AVAILABLE DATA:
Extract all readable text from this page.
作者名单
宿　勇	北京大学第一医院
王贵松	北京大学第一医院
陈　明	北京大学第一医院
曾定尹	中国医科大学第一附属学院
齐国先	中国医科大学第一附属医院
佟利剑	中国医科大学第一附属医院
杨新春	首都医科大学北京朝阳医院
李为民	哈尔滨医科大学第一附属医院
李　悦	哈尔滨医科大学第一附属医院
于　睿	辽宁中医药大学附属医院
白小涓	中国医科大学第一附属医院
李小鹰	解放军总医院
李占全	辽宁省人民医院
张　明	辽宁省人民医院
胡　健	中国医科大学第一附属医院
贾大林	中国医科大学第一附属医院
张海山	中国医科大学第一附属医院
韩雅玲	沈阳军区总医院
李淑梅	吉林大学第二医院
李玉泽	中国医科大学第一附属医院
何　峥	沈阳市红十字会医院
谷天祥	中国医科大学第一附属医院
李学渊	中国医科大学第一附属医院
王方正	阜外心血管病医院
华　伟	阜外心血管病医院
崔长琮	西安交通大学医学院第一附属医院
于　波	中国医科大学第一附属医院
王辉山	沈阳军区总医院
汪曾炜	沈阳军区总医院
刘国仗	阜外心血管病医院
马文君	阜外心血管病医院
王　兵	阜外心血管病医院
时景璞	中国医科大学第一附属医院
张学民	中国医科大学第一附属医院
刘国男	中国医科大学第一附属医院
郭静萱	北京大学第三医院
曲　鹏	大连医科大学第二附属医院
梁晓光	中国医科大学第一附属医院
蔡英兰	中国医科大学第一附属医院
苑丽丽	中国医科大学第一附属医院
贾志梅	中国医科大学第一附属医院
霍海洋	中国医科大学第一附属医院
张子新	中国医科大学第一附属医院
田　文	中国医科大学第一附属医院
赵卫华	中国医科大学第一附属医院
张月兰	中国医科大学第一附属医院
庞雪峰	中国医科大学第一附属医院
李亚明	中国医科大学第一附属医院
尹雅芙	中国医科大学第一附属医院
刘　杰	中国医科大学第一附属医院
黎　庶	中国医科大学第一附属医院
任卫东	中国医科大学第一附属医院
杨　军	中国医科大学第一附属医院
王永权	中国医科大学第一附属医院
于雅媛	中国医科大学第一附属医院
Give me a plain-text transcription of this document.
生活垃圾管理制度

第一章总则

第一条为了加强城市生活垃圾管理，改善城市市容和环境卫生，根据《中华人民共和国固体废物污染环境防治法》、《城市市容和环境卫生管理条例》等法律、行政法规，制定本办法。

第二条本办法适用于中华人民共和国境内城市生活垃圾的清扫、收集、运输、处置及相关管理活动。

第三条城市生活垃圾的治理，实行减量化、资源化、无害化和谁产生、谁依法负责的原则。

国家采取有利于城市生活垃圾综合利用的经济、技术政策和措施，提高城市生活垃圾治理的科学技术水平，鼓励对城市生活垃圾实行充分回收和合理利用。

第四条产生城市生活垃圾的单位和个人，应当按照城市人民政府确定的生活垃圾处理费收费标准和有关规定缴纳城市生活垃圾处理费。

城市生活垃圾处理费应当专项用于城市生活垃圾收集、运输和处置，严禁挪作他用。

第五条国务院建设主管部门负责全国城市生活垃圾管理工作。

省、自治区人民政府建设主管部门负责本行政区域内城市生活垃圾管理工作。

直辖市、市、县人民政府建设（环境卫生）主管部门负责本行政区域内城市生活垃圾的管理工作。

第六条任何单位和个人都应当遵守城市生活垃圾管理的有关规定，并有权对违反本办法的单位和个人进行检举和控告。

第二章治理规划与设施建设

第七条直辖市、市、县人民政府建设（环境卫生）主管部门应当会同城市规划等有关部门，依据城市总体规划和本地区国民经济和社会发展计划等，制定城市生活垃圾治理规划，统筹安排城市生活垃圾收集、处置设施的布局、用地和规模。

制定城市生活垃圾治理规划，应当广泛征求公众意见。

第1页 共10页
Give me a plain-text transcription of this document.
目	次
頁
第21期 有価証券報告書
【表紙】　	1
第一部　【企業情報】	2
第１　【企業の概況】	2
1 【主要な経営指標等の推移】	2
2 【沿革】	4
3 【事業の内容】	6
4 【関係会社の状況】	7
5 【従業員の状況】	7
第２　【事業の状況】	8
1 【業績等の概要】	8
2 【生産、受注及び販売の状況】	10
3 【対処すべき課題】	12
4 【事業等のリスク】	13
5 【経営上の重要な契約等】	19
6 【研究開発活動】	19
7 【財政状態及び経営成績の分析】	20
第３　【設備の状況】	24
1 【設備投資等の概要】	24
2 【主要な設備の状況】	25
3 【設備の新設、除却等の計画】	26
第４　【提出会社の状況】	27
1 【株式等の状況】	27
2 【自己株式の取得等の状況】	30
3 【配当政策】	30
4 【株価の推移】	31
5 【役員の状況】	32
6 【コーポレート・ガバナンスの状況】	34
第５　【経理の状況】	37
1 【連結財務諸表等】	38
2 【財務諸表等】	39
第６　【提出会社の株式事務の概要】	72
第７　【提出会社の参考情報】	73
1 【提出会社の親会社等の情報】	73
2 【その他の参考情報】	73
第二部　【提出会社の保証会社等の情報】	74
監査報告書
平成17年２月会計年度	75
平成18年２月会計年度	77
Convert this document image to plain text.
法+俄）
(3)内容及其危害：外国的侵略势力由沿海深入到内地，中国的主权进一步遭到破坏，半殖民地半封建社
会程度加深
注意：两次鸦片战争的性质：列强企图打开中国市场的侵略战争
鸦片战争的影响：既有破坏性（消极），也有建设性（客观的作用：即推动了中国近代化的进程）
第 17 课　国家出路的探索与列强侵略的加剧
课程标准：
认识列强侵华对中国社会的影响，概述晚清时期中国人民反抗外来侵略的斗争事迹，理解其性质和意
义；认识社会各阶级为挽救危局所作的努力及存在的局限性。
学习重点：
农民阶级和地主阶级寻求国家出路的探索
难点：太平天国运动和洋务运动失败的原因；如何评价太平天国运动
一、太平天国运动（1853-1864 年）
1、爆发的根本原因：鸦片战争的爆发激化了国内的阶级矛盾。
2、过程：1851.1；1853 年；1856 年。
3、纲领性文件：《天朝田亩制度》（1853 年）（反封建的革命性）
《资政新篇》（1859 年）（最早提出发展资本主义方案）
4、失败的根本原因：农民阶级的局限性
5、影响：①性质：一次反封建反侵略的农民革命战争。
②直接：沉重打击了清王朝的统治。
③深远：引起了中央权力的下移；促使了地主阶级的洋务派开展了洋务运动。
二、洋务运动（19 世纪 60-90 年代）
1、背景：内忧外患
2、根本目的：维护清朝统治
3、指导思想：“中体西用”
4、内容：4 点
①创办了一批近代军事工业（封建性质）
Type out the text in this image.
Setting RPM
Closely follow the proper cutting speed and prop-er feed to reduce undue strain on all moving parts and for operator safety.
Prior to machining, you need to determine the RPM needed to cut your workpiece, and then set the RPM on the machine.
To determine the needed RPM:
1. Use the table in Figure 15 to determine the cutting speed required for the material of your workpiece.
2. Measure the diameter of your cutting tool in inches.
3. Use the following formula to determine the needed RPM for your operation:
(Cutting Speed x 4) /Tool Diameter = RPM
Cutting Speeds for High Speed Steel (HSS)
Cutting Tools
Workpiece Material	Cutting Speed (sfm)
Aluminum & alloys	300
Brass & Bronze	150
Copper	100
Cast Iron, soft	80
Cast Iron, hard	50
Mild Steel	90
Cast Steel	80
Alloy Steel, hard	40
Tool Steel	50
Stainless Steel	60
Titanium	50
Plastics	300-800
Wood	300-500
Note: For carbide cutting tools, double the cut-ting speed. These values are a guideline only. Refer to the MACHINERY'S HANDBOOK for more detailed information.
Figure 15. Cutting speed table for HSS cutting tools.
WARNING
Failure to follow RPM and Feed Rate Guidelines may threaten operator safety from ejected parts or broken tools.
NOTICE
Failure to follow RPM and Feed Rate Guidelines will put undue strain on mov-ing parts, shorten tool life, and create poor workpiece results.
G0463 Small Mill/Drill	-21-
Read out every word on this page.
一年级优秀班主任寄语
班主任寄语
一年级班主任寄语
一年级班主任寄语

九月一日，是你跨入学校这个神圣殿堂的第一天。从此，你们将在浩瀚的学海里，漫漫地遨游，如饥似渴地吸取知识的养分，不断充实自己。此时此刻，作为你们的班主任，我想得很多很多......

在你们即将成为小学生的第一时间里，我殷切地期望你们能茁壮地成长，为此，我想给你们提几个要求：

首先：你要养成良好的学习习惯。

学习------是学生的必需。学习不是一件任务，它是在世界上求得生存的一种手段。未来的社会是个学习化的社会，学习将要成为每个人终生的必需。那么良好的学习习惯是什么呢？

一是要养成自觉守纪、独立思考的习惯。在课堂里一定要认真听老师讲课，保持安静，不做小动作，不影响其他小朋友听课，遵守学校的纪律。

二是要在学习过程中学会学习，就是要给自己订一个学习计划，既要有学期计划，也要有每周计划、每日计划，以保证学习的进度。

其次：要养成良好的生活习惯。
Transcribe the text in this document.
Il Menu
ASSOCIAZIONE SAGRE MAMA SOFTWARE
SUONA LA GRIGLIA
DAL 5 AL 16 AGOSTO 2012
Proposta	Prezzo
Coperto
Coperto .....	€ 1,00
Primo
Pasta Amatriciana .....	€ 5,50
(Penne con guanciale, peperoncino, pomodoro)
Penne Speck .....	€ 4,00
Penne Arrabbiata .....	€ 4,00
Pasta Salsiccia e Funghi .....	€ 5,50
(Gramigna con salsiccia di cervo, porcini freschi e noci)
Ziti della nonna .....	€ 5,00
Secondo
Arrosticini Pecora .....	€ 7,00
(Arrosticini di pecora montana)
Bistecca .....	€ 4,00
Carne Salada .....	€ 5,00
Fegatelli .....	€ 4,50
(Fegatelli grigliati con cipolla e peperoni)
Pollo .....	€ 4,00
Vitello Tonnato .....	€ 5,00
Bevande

SET PROBLEM:
From the line that contains "Read out every word on this page." down to the last line of the listing above, repeat each line exactly, and include nothing else.

ANSWER TO THIS PROBLEM:
Read out every word on this page.
一年级优秀班主任寄语
班主任寄语
一年级班主任寄语
一年级班主任寄语

九月一日，是你跨入学校这个神圣殿堂的第一天。从此，你们将在浩瀚的学海里，漫漫地遨游，如饥似渴地吸取知识的养分，不断充实自己。此时此刻，作为你们的班主任，我想得很多很多......

在你们即将成为小学生的第一时间里，我殷切地期望你们能茁壮地成长，为此，我想给你们提几个要求：

首先：你要养成良好的学习习惯。

学习------是学生的必需。学习不是一件任务，它是在世界上求得生存的一种手段。未来的社会是个学习化的社会，学习将要成为每个人终生的必需。那么良好的学习习惯是什么呢？

一是要养成自觉守纪、独立思考的习惯。在课堂里一定要认真听老师讲课，保持安静，不做小动作，不影响其他小朋友听课，遵守学校的纪律。

二是要在学习过程中学会学习，就是要给自己订一个学习计划，既要有学期计划，也要有每周计划、每日计划，以保证学习的进度。

其次：要养成良好的生活习惯。
Transcribe the text in this document.
Il Menu
ASSOCIAZIONE SAGRE MAMA SOFTWARE
SUONA LA GRIGLIA
DAL 5 AL 16 AGOSTO 2012
Proposta	Prezzo
Coperto
Coperto .....	€ 1,00
Primo
Pasta Amatriciana .....	€ 5,50
(Penne con guanciale, peperoncino, pomodoro)
Penne Speck .....	€ 4,00
Penne Arrabbiata .....	€ 4,00
Pasta Salsiccia e Funghi .....	€ 5,50
(Gramigna con salsiccia di cervo, porcini freschi e noci)
Ziti della nonna .....	€ 5,00
Secondo
Arrosticini Pecora .....	€ 7,00
(Arrosticini di pecora montana)
Bistecca .....	€ 4,00
Carne Salada .....	€ 5,00
Fegatelli .....	€ 4,50
(Fegatelli grigliati con cipolla e peperoni)
Pollo .....	€ 4,00
Vitello Tonnato .....	€ 5,00
Bevande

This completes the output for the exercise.